** Start of Supplied passage **

Nancy Morejón (born 1944 in Havana) is a Cuban poet, critic, and essayist. She was a recipient of the Struga Poetry Evenings Golden Wreath Award. She is "the best known and most widely translated woman poet of post-revolutionary Cuba".

Biography
She was born and raised in a district of old Havana to working-class parents, Angélica Hernández Domínguez and Felipe Morejón Noyola. Her father is of African heritage and her mother of African extraction.

Nancy Morejón graduated with honours at the University of Havana, having studied Caribbean and French Literature, and she is fluent in French and English. She later taught French. She is a well-regarded translator of French and English into Spanish, particularly Caribbean writers, including Edouard Glissant, Jacques Roumain and Aimé Césaire, René Depestre.  Her own poetry has been translated into English, German, French, Portuguese, Galician, Russian, Macedonian, and other languages, and is included in the 1992 anthology Daughters of Africa, edited by Margaret Busby. Morejón as of 2013 is director of Revista Union, journal of Unión de Escritores y Artistas de Cuba (the Union of Writers and Artists; UNEAC); in 2008 she was elected president of the writer's section of UNEAC.

She has produced a number of journalistic, critical, and dramatic works. One of the most notable is her book-length treatments of poet Nicolás Guillén. In 1982 she was awarded the Cuban "Premio de la crítica" (Critic's Prize) for Piedra Pulida, and in 2001 won Cuba's National Prize for Literature, awarded for the first time to a black woman. This national prize for literature was created in 1983; Nicolás Guillén was the first to receive it. She also won the Golden Wreath of the Struga poetry evenings for 2006. She has toured extensively in the United States and in other countries; her work has been translated into more than ten languages, including English, Swedish and German.

She has lectured at universities throughout the country and has taught at Wellesley College and the University of Missouri, which, in 1995, conducted a two-day symposium on her work and published the papers in a special issue of the Afro-Hispanic Review. Howard University Press at Washington D.C. published in 1999 a collection of critical essays on her work: Singular Like A Bird: The Art of Nancy Morejon, compiled and prefaced by Miriam DeCosta-Willis, Ph.D. A collection of her poems entitled Richard trajo su flauta y otros argumentos (Richard brought his flute), edited by Mario Benedetti, Visor Books, was published in Madrid during the Spring of 2005.

** End of Supplied passage **

## Requests:
(A) Which Caribbean writers does the Nancy Morejón biography name as authors she has translated into Spanish?
(B) Duplicate the part of the Nancy Morejón biography starting with "Nancy Morejón graduated" and going on through "section of UNEAC.".
You won't need the listing.

** Start of Extracted records **

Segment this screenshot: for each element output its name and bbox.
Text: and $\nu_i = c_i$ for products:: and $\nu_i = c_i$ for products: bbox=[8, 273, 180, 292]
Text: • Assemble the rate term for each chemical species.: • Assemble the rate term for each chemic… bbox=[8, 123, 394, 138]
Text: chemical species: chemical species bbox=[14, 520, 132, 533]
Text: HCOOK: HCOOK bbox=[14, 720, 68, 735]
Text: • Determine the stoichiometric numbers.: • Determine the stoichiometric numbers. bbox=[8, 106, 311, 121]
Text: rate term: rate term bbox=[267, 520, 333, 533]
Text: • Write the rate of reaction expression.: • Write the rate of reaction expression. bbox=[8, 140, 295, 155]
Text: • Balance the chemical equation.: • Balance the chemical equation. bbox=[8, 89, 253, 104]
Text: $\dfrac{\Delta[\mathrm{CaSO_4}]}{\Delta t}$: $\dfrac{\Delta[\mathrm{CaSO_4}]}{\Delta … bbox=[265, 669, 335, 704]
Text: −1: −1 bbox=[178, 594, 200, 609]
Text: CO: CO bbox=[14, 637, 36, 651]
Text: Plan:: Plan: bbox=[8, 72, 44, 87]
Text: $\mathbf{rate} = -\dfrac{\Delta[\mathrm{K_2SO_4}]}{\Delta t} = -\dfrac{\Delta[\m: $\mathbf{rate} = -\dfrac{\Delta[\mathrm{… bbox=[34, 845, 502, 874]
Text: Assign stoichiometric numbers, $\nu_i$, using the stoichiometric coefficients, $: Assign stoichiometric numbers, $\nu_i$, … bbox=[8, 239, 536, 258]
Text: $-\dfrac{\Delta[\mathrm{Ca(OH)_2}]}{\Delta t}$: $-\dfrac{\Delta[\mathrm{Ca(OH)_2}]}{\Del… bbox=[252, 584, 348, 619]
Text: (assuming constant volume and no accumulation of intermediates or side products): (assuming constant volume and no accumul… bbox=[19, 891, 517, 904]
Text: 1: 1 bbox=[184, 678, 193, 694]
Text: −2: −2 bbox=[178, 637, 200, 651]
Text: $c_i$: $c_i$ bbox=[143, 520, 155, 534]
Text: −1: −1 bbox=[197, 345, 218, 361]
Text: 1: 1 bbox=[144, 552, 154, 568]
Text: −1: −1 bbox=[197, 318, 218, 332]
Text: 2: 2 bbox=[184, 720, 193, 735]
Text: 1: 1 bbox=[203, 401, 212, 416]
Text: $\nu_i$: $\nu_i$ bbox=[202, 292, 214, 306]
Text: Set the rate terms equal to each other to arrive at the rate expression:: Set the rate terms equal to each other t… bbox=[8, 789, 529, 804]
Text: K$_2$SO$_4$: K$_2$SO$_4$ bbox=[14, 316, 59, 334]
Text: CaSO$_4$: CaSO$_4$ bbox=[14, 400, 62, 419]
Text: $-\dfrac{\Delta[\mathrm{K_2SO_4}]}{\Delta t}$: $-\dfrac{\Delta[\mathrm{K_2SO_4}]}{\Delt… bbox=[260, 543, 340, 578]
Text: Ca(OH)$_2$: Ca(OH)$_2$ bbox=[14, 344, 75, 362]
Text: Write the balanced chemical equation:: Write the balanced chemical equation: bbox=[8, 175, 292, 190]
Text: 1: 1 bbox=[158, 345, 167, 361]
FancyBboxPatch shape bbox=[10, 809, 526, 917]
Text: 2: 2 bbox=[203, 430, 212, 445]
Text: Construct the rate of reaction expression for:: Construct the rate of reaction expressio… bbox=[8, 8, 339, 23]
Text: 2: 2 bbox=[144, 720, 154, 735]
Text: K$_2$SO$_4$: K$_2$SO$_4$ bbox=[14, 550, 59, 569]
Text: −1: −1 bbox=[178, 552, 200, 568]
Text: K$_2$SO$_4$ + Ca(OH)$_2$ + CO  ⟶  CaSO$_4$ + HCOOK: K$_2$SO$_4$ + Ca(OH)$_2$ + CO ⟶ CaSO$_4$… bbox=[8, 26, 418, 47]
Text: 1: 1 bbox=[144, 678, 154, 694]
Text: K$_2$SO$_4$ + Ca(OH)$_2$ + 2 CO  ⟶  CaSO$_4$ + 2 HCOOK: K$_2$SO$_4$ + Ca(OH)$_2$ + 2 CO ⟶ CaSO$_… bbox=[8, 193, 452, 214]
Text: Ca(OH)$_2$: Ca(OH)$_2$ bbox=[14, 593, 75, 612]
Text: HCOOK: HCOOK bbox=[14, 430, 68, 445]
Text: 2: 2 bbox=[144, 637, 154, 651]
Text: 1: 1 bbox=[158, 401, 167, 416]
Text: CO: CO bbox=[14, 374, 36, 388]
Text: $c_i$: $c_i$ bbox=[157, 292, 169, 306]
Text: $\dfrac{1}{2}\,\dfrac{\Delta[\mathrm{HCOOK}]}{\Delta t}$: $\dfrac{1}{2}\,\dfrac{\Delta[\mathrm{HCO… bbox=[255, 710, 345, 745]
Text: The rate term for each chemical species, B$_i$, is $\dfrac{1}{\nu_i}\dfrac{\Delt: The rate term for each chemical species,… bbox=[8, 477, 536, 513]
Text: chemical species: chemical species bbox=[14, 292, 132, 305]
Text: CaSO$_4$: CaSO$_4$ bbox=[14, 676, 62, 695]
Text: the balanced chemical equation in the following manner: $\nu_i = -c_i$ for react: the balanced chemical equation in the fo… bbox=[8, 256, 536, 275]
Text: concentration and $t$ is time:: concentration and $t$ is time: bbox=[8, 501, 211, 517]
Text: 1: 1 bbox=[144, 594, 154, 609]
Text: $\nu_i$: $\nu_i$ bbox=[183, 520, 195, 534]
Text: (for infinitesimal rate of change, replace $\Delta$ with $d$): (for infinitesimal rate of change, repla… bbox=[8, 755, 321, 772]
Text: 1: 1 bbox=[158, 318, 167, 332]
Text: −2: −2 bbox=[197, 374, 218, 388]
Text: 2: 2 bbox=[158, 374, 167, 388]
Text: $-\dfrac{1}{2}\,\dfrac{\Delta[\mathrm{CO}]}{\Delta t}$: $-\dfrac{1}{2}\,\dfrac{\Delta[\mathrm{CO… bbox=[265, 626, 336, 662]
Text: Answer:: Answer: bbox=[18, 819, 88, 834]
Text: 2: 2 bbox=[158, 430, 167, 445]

** End of Extracted records **

## Solutions by task:
(A) Edouard Glissant, Jacques Roumain, Aimé Césaire, René Depestre

(B)
Nancy Morejón graduated with honours at the University of Havana, having studied Caribbean and French Literature, and she is fluent in French and English. She later taught French. She is a well-regarded translator of French and English into Spanish, particularly Caribbean writers, including Edouard Glissant, Jacques Roumain and Aimé Césaire, René Depestre.  Her own poetry has been translated into English, German, French, Portuguese, Galician, Russian, Macedonian, and other languages, and is included in the 1992 anthology Daughters of Africa, edited by Margaret Busby. Morejón as of 2013 is director of Revista Union, journal of Unión de Escritores y Artistas de Cuba (the Union of Writers and Artists; UNEAC); in 2008 she was elected president of the writer's section of UNEAC.